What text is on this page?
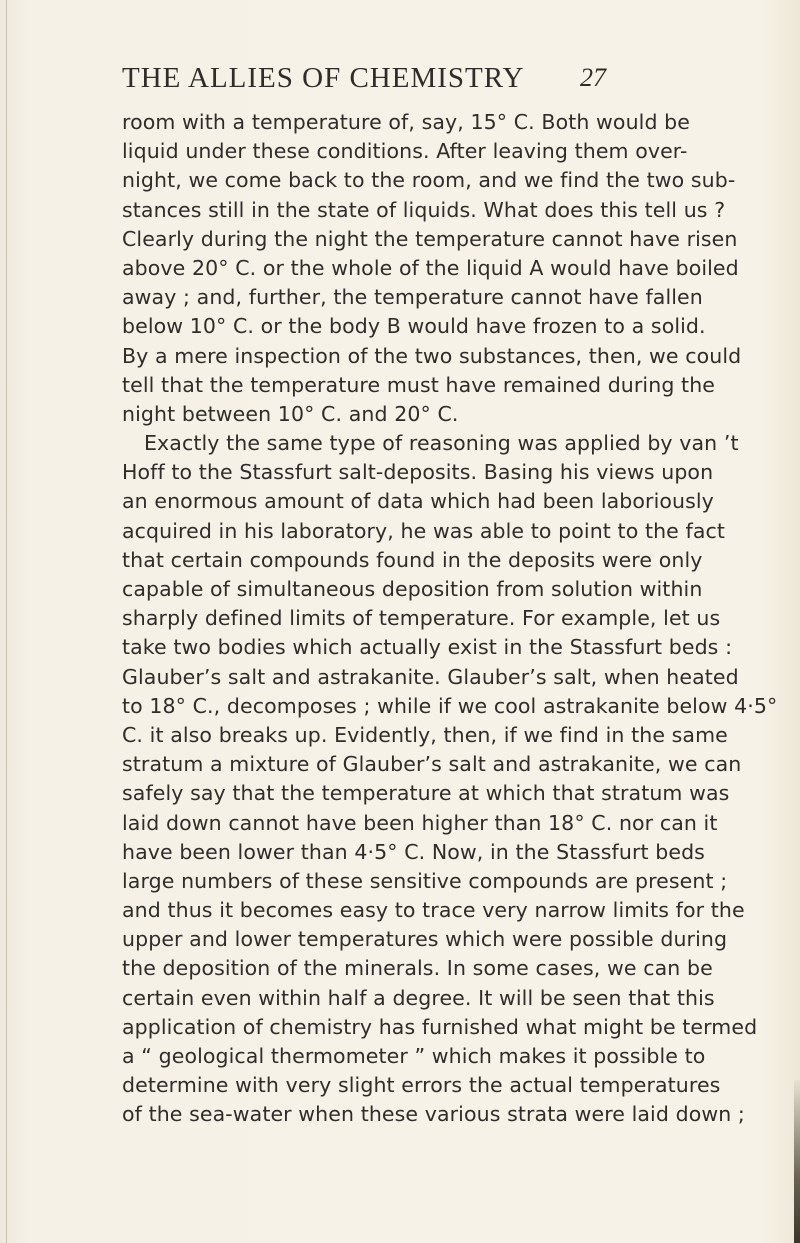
THE ALLIES OF CHEMISTRY 27
room with a temperature of, say, 15° C. Both would be
liquid under these conditions. After leaving them over-
night, we come back to the room, and we find the two sub-
stances still in the state of liquids. What does this tell us ?
Clearly during the night the temperature cannot have risen
above 20° C. or the whole of the liquid A would have boiled
away ; and, further, the temperature cannot have fallen
below 10° C. or the body B would have frozen to a solid.
By a mere inspection of the two substances, then, we could
tell that the temperature must have remained during the
night between 10° C. and 20° C.
Exactly the same type of reasoning was applied by van ’t
Hoff to the Stassfurt salt-deposits. Basing his views upon
an enormous amount of data which had been laboriously
acquired in his laboratory, he was able to point to the fact
that certain compounds found in the deposits were only
capable of simultaneous deposition from solution within
sharply defined limits of temperature. For example, let us
take two bodies which actually exist in the Stassfurt beds :
Glauber’s salt and astrakanite. Glauber’s salt, when heated
to 18° C., decomposes ; while if we cool astrakanite below 4·5°
C. it also breaks up. Evidently, then, if we find in the same
stratum a mixture of Glauber’s salt and astrakanite, we can
safely say that the temperature at which that stratum was
laid down cannot have been higher than 18° C. nor can it
have been lower than 4·5° C. Now, in the Stassfurt beds
large numbers of these sensitive compounds are present ;
and thus it becomes easy to trace very narrow limits for the
upper and lower temperatures which were possible during
the deposition of the minerals. In some cases, we can be
certain even within half a degree. It will be seen that this
application of chemistry has furnished what might be termed
a “ geological thermometer ” which makes it possible to
determine with very slight errors the actual temperatures
of the sea-water when these various strata were laid down ;
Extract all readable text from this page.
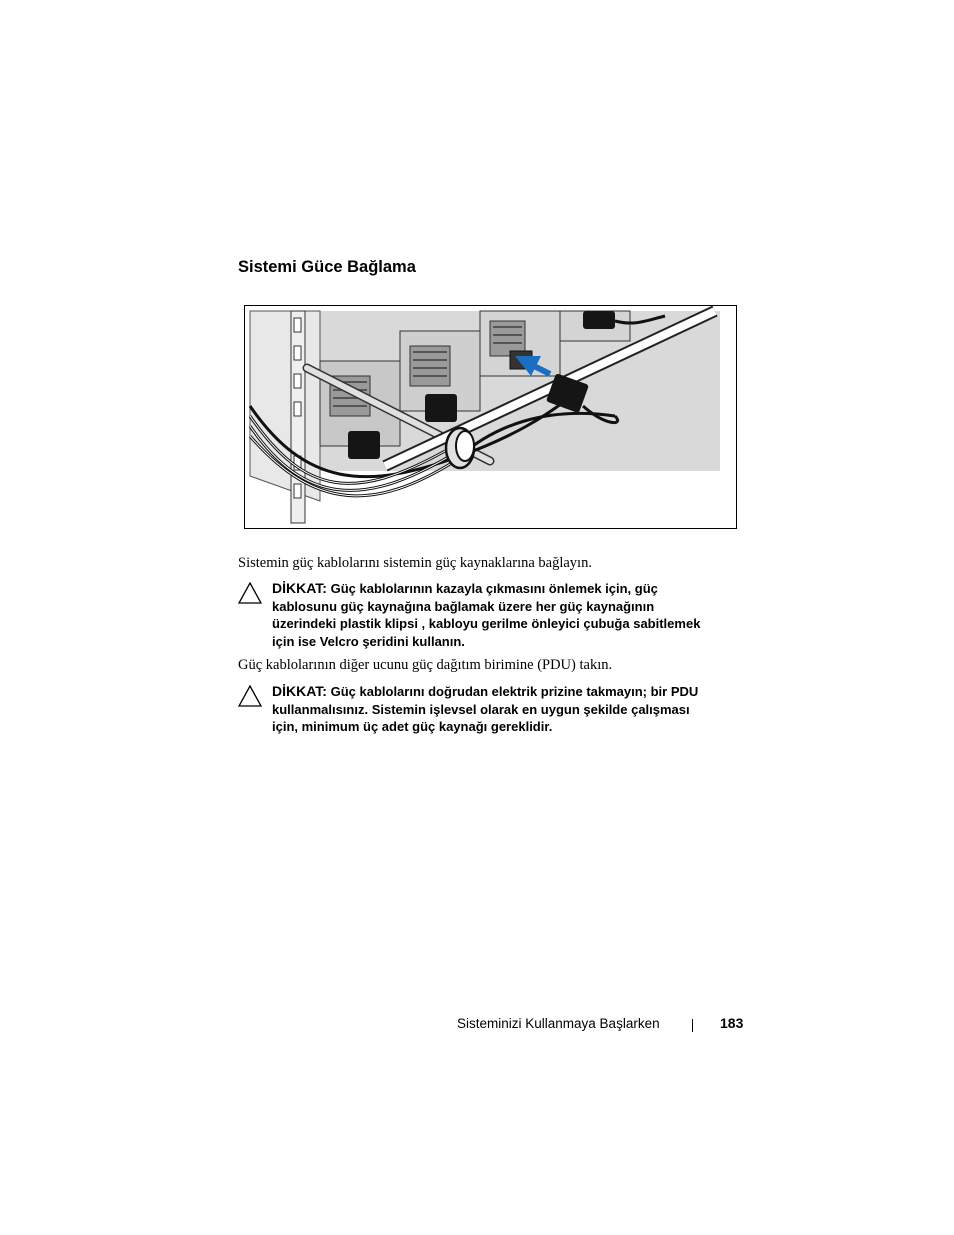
Sistemi Güce Bağlama
Sistemin güç kablolarını sistemin güç kaynaklarına bağlayın.
DİKKAT: Güç kablolarının kazayla çıkmasını önlemek için, güç
kablosunu güç kaynağına bağlamak üzere her güç kaynağının
üzerindeki plastik klipsi , kabloyu gerilme önleyici çubuğa sabitlemek
için ise Velcro şeridini kullanın.
Güç kablolarının diğer ucunu güç dağıtım birimine (PDU) takın.
DİKKAT: Güç kablolarını doğrudan elektrik prizine takmayın; bir PDU
kullanmalısınız. Sistemin işlevsel olarak en uygun şekilde çalışması
için, minimum üç adet güç kaynağı gereklidir.
Sisteminizi Kullanmaya Başlarken	183
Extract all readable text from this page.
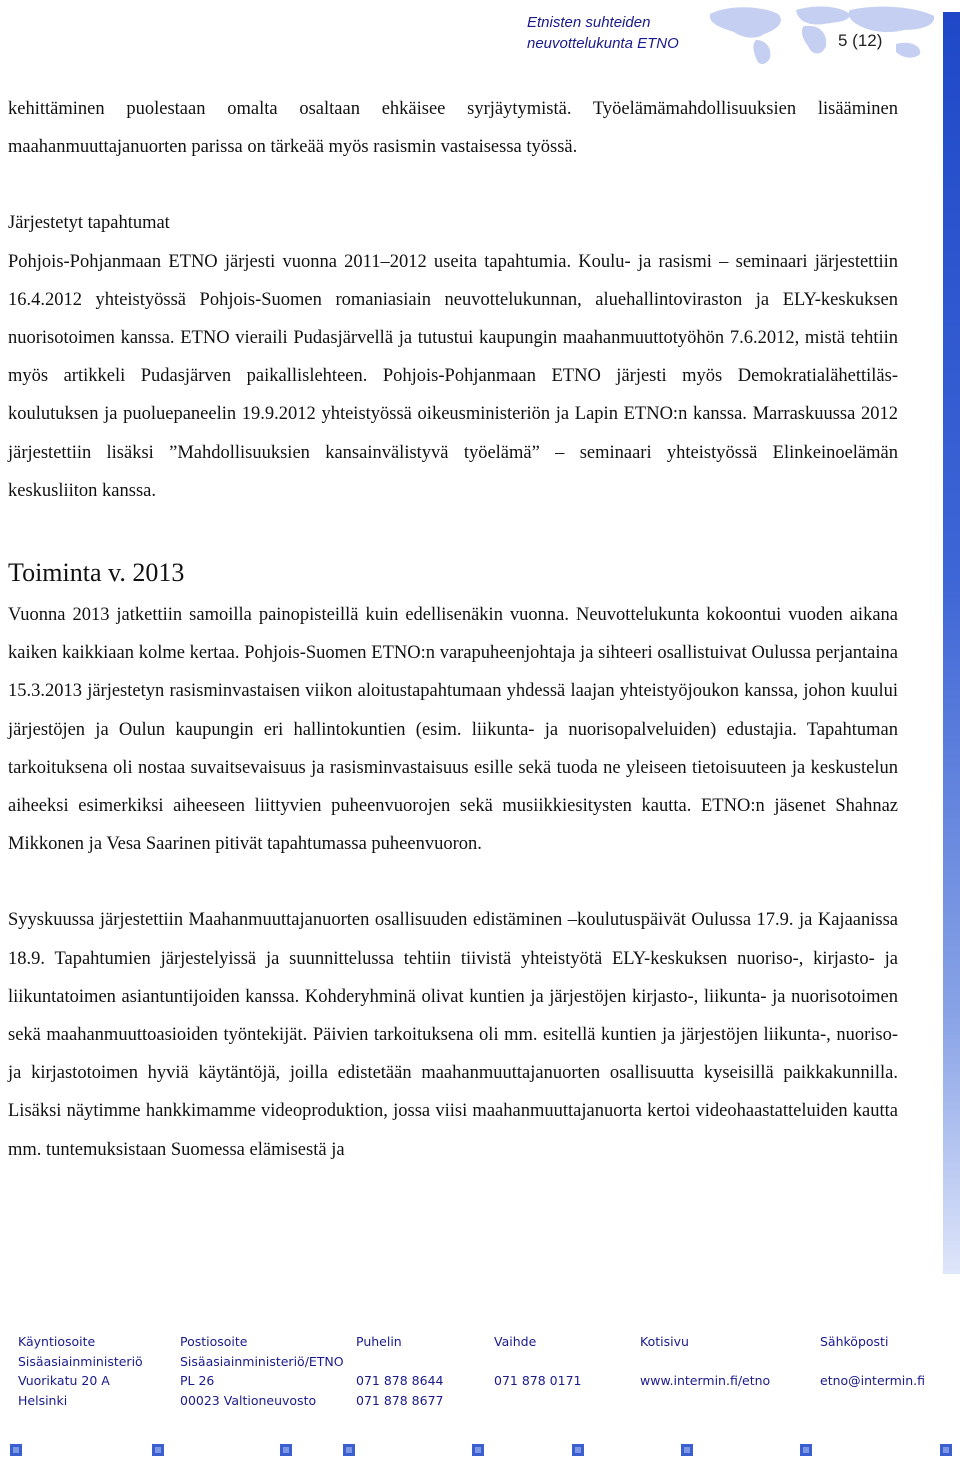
Etnisten suhteiden
neuvottelukunta ETNO	5 (12)

kehittäminen puolestaan omalta osaltaan ehkäisee syrjäytymistä. Työelämämahdollisuuksien lisääminen maahanmuuttajanuorten parissa on tärkeää myös rasismin vastaisessa työssä.

Järjestetyt tapahtumat

Pohjois-Pohjanmaan ETNO järjesti vuonna 2011–2012 useita tapahtumia. Koulu- ja rasismi – seminaari järjestettiin 16.4.2012 yhteistyössä Pohjois-Suomen romaniasiain neuvottelukunnan, aluehallintoviraston ja ELY-keskuksen nuorisotoimen kanssa. ETNO vieraili Pudasjärvellä ja tutustui kaupungin maahanmuuttotyöhön 7.6.2012, mistä tehtiin myös artikkeli Pudasjärven paikallislehteen. Pohjois-Pohjanmaan ETNO järjesti myös Demokratialähettiläs-koulutuksen ja puoluepaneelin 19.9.2012 yhteistyössä oikeusministeriön ja Lapin ETNO:n kanssa. Marraskuussa 2012 järjestettiin lisäksi ”Mahdollisuuksien kansainvälistyvä työelämä” – seminaari yhteistyössä Elinkeinoelämän keskusliiton kanssa.

Toiminta v. 2013

Vuonna 2013 jatkettiin samoilla painopisteillä kuin edellisenäkin vuonna. Neuvottelukunta kokoontui vuoden aikana kaiken kaikkiaan kolme kertaa. Pohjois-Suomen ETNO:n varapuheenjohtaja ja sihteeri osallistuivat Oulussa perjantaina 15.3.2013 järjestetyn rasisminvastaisen viikon aloitustapahtumaan yhdessä laajan yhteistyöjoukon kanssa, johon kuului järjestöjen ja Oulun kaupungin eri hallintokuntien (esim. liikunta- ja nuorisopalveluiden) edustajia. Tapahtuman tarkoituksena oli nostaa suvaitsevaisuus ja rasisminvastaisuus esille sekä tuoda ne yleiseen tietoisuuteen ja keskustelun aiheeksi esimerkiksi aiheeseen liittyvien puheenvuorojen sekä musiikkiesitysten kautta. ETNO:n jäsenet Shahnaz Mikkonen ja Vesa Saarinen pitivät tapahtumassa puheenvuoron.

Syyskuussa järjestettiin Maahanmuuttajanuorten osallisuuden edistäminen –koulutuspäivät Oulussa 17.9. ja Kajaanissa 18.9. Tapahtumien järjestelyissä ja suunnittelussa tehtiin tiivistä yhteistyötä ELY-keskuksen nuoriso-, kirjasto- ja liikuntatoimen asiantuntijoiden kanssa. Kohderyhminä olivat kuntien ja järjestöjen kirjasto-, liikunta- ja nuorisotoimen sekä maahanmuuttoasioiden työntekijät. Päivien tarkoituksena oli mm. esitellä kuntien ja järjestöjen liikunta-, nuoriso- ja kirjastotoimen hyviä käytäntöjä, joilla edistetään maahanmuuttajanuorten osallisuutta kyseisillä paikkakunnilla. Lisäksi näytimme hankkimamme videoproduktion, jossa viisi maahanmuuttajanuorta kertoi videohaastatteluiden kautta mm. tuntemuksistaan Suomessa elämisestä ja

Käyntiosoite
Sisäasiainministeriö
Vuorikatu 20 A
Helsinki
Postiosoite
Sisäasiainministeriö/ETNO
PL 26
00023 Valtioneuvosto
Puhelin
071 878 8644
071 878 8677
Vaihde
071 878 0171
Kotisivu
www.intermin.fi/etno
Sähköposti
etno@intermin.fi
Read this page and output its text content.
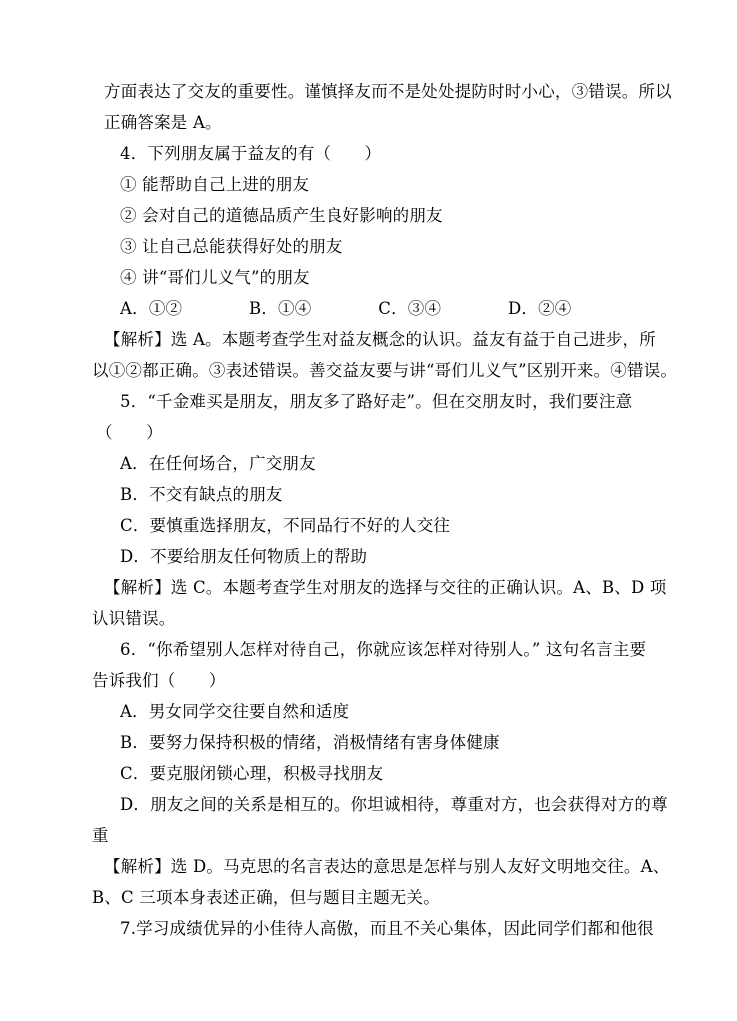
方面表达了交友的重要性。谨慎择友而不是处处提防时时小心，③错误。所以
正确答案是 A。
4．下列朋友属于益友的有（　　）
① 能帮助自己上进的朋友
② 会对自己的道德品质产生良好影响的朋友
③ 让自己总能获得好处的朋友
④ 讲“哥们儿义气”的朋友
A．①②　　　　B．①④　　　　C．③④　　　　D．②④
【解析】选 A。本题考查学生对益友概念的认识。益友有益于自己进步，所
以①②都正确。③表述错误。善交益友要与讲“哥们儿义气”区别开来。④错误。
5．“千金难买是朋友，朋友多了路好走”。但在交朋友时，我们要注意
（　　）
A．在任何场合，广交朋友
B．不交有缺点的朋友
C．要慎重选择朋友，不同品行不好的人交往
D．不要给朋友任何物质上的帮助
【解析】选 C。本题考查学生对朋友的选择与交往的正确认识。A、B、D 项
认识错误。
6．“你希望别人怎样对待自己，你就应该怎样对待别人。” 这句名言主要
告诉我们（　　）
A．男女同学交往要自然和适度
B．要努力保持积极的情绪，消极情绪有害身体健康
C．要克服闭锁心理，积极寻找朋友
D．朋友之间的关系是相互的。你坦诚相待，尊重对方，也会获得对方的尊
重
【解析】选 D。马克思的名言表达的意思是怎样与别人友好文明地交往。A、
B、C 三项本身表述正确，但与题目主题无关。
7.学习成绩优异的小佳待人高傲，而且不关心集体，因此同学们都和他很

++++

## Instruction:
Copy out every line where the word "DİKKAT" occurs.

## In response:
DİKKAT: Güç kablolarının kazayla çıkmasını önlemek için, güç
DİKKAT: Güç kablolarını doğrudan elektrik prizine takmayın; bir PDU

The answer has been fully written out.